> WORK REQUIRED
Locate the string "value" throughout the material and copy every line in which it occurs.
+-------+
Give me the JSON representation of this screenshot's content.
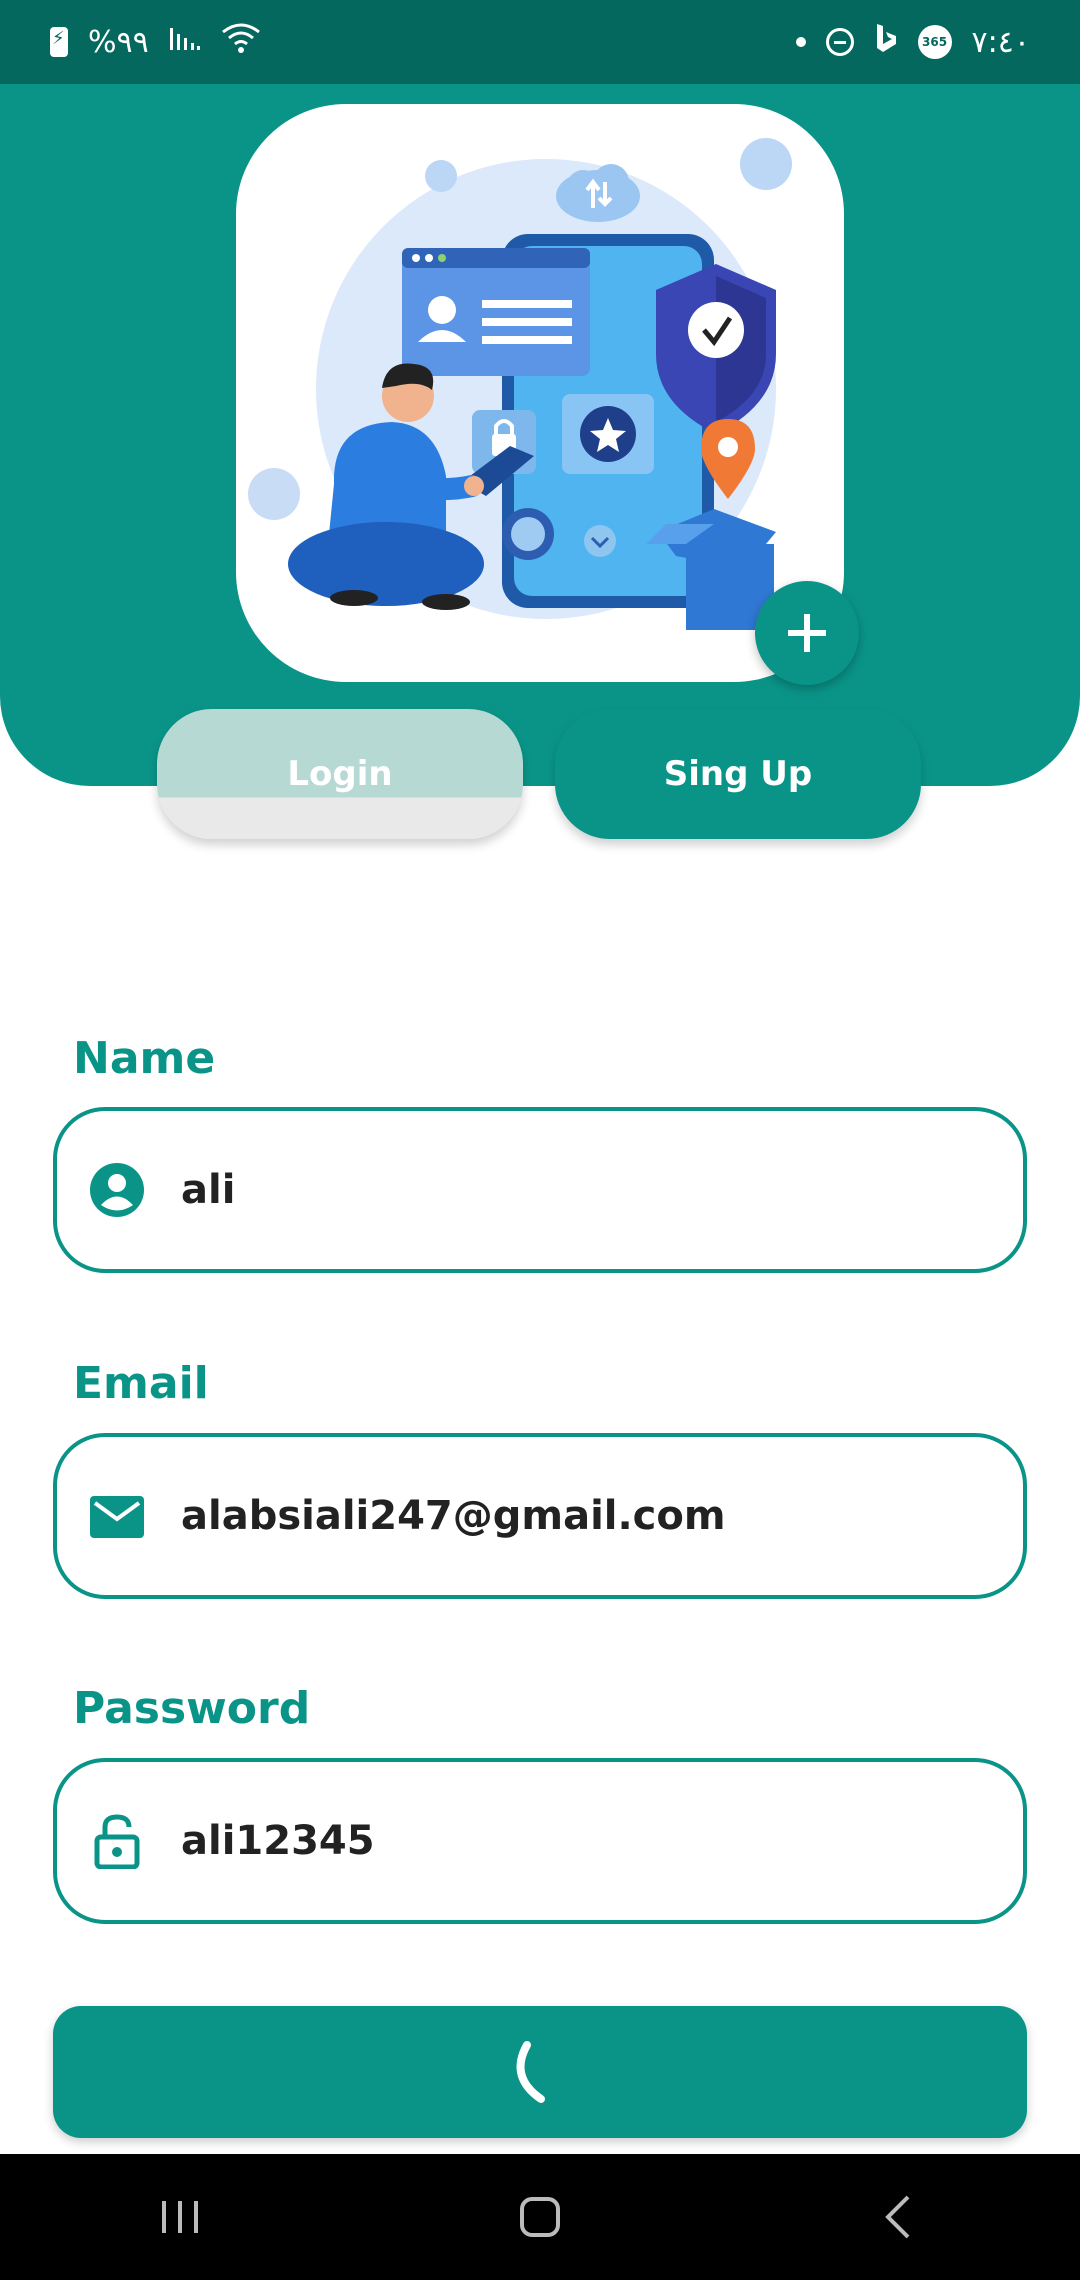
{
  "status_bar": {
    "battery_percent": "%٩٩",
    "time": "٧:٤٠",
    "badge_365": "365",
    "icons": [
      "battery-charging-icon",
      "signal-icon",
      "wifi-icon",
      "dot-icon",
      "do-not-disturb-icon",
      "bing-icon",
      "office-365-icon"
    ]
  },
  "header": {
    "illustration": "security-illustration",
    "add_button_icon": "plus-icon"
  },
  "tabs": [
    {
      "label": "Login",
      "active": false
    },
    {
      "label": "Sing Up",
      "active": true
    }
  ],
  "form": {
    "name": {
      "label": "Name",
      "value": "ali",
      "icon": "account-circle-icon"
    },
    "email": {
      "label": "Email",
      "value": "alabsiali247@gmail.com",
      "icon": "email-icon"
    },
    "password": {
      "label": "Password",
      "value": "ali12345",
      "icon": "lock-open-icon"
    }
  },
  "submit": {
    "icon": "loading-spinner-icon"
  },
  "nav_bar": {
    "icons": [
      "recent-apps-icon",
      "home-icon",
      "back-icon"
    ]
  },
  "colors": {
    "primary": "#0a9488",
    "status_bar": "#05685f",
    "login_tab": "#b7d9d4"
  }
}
+-------+
> REPLY TO THE EXERCISE
      "value": "ali",
      "value": "alabsiali247@gmail.com",
      "value": "ali12345",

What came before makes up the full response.